## START Input
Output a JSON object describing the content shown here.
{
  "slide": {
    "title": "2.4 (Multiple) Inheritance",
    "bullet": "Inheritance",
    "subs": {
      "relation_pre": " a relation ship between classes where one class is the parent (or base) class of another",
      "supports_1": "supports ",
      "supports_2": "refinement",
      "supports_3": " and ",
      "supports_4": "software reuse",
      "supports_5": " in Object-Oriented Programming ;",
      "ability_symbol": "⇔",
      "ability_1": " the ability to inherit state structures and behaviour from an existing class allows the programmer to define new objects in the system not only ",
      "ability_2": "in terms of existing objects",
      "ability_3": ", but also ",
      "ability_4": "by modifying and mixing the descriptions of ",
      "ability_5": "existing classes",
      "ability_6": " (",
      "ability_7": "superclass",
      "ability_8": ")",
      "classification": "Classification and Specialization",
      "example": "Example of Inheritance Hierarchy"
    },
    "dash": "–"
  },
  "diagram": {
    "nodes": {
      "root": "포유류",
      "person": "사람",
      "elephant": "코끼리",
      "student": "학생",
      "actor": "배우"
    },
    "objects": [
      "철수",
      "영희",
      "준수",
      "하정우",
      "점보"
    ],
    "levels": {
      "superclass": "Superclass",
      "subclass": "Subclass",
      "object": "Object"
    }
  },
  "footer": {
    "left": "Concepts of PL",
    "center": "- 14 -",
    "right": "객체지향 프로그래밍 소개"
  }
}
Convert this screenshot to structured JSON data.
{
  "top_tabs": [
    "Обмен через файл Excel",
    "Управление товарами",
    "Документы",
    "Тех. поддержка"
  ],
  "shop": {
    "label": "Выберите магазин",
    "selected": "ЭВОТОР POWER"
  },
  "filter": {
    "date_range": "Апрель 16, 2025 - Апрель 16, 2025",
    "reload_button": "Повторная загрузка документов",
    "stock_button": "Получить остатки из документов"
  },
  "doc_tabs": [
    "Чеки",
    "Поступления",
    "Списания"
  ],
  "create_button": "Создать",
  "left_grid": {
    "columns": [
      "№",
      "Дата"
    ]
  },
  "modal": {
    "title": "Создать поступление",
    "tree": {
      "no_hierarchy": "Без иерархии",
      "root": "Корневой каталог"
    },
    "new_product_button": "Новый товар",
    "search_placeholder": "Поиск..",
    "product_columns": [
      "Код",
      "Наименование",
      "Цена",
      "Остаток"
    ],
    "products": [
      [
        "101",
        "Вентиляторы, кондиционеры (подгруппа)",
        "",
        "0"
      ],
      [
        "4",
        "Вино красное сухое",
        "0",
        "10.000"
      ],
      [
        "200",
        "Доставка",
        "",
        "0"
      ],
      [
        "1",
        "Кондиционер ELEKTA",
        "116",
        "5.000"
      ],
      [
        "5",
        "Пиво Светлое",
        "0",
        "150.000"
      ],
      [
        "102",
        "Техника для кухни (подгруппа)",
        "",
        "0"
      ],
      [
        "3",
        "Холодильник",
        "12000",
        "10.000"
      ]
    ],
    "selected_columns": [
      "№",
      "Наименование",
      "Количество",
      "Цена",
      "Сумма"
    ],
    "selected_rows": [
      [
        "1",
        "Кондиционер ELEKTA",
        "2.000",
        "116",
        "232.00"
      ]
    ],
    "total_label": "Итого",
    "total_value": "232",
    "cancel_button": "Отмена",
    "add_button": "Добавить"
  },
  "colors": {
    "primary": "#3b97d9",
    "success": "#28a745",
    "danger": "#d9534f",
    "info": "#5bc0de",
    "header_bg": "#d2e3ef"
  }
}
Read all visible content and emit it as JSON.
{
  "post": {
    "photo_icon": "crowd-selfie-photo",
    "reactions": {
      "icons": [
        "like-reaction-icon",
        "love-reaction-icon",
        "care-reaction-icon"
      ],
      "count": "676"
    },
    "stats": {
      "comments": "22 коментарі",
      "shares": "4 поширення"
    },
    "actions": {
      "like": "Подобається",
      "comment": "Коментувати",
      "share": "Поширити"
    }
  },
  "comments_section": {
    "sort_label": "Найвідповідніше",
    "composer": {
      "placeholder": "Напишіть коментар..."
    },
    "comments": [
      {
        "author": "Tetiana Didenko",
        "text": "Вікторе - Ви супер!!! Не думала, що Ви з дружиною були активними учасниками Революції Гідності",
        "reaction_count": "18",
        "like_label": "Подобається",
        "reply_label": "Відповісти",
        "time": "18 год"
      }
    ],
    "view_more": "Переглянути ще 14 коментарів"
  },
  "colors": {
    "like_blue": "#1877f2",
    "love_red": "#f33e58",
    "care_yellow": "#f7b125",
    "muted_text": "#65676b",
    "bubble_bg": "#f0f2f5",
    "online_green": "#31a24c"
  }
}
## END Input
What you have to do
Go through the records line by line and count those containing the string "title". Give only the total.

Final answer
2